GIVEN PASSAGE:

A new way to represent atomic species improves molecular machine learning models

AUG 23, 2019

The creation of elemental modes to represent atomic species enables transfer learning and lowers computational cost, bringing chemical modeling closer to a single machine learning model that can be fine-tuned for different systems.

Chris Patrick

DOI: 10.1063/1.5123456

A new way to represent atomic species improves molecular machine learning models internal name — A new way to represent atomic species improves molecular machine learning models lead image

Machine learning helps chemists model molecular possibilities and predictions. Currently, however, every atomic species in a molecule requires a different machine learning model, which is computationally costly and prevents information sharing between models. Developing a better way to represent atomic species is a necessary step for realizing one machine learning model that could be applied to any system.

Herr et al. present a new way to represent atomic species, called elemental modes. The authors identified a set of physical properties for each atomic species and compressed these properties into smaller dimensional space with an auto-encoder, a type of artificial neural network. These compressed representations are the elemental modes, which retain periodic table trends but are scalable for machine learning models.

GOAL OF THE EXERCISE: According to the article on elemental modes, what tool did the authors use to compress the physical properties of each atomic species into a smaller dimensional space?

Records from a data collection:
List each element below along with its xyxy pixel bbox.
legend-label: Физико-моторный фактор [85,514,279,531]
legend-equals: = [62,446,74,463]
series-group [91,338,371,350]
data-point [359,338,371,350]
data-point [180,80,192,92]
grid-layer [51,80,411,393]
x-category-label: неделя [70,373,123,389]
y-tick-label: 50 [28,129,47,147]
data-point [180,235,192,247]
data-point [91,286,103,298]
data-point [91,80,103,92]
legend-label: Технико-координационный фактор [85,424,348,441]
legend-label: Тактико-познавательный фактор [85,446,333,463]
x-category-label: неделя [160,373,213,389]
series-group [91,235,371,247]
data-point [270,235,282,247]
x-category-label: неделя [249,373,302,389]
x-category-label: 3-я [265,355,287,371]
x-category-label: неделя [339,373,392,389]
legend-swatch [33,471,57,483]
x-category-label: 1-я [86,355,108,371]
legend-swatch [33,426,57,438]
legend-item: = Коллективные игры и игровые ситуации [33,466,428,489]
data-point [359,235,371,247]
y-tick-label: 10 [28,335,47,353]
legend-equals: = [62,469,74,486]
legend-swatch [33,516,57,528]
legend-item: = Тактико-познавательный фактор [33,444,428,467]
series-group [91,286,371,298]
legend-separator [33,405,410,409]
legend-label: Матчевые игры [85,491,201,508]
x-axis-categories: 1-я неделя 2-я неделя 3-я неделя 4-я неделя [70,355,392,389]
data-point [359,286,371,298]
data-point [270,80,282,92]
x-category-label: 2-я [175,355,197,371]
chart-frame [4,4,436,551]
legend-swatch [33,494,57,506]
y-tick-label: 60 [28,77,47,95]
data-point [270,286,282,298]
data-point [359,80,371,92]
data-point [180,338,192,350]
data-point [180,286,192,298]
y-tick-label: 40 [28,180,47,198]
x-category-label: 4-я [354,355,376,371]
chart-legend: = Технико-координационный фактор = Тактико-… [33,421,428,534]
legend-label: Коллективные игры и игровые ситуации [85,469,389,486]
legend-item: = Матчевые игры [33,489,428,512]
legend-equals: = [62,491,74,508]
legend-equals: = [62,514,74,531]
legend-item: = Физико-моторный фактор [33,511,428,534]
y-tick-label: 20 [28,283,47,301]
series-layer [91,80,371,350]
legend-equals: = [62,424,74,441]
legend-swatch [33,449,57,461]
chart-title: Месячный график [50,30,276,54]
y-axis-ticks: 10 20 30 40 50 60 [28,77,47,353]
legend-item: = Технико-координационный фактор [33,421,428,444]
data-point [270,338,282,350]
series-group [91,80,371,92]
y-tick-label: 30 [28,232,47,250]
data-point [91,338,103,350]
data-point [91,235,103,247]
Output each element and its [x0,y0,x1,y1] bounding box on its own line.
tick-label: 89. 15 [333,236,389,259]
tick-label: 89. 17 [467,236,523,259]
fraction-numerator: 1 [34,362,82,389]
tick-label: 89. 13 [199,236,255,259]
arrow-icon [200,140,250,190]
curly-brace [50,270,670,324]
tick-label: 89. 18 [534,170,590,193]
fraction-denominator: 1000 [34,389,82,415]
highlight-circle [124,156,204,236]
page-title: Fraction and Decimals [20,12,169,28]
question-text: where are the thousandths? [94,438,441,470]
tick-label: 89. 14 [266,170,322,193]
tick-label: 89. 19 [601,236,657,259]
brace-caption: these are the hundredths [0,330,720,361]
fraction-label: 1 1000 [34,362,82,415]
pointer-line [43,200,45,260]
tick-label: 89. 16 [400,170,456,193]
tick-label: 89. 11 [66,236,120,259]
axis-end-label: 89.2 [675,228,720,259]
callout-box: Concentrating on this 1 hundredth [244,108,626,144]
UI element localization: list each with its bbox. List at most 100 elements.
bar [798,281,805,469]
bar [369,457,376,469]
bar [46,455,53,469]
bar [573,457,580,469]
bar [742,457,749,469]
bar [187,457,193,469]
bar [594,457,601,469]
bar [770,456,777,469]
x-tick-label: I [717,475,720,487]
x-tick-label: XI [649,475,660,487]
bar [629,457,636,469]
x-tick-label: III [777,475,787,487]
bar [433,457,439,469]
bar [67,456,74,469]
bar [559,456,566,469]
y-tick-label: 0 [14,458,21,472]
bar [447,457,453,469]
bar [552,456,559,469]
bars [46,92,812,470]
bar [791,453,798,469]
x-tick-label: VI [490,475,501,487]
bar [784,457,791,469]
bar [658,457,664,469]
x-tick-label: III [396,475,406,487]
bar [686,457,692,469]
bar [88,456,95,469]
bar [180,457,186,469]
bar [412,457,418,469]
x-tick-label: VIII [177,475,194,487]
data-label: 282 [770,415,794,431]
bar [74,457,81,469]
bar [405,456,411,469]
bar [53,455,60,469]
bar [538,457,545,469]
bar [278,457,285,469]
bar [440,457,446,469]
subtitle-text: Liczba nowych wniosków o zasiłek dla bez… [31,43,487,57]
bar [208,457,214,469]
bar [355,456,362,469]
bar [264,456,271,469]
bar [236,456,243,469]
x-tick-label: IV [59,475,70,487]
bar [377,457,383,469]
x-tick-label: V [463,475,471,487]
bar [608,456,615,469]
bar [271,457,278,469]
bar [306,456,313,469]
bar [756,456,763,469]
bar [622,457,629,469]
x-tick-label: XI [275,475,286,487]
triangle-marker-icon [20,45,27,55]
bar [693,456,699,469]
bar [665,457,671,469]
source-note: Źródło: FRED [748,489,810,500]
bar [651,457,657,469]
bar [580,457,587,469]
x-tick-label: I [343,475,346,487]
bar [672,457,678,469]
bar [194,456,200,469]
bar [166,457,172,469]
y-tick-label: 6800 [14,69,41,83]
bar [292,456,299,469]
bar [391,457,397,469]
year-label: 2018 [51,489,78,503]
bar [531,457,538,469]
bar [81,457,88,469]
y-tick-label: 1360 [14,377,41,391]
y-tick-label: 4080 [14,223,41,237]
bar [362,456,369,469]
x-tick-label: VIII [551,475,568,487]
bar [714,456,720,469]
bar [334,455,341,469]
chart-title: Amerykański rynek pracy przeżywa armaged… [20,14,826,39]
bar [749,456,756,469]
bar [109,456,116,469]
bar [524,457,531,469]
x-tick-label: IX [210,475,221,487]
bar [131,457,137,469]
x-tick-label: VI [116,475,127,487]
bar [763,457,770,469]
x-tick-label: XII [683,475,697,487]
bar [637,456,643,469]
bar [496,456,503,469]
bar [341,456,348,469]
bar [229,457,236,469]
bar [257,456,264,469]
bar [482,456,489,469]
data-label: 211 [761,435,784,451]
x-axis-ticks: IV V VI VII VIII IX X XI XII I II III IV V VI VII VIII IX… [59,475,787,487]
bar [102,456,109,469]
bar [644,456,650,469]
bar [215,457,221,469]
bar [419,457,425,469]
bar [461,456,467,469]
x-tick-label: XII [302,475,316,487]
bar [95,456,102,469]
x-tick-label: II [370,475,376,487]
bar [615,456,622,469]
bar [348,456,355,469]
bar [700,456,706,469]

ANSWER FOR THIS EXERCISE: An auto-encoder, a type of artificial neural network.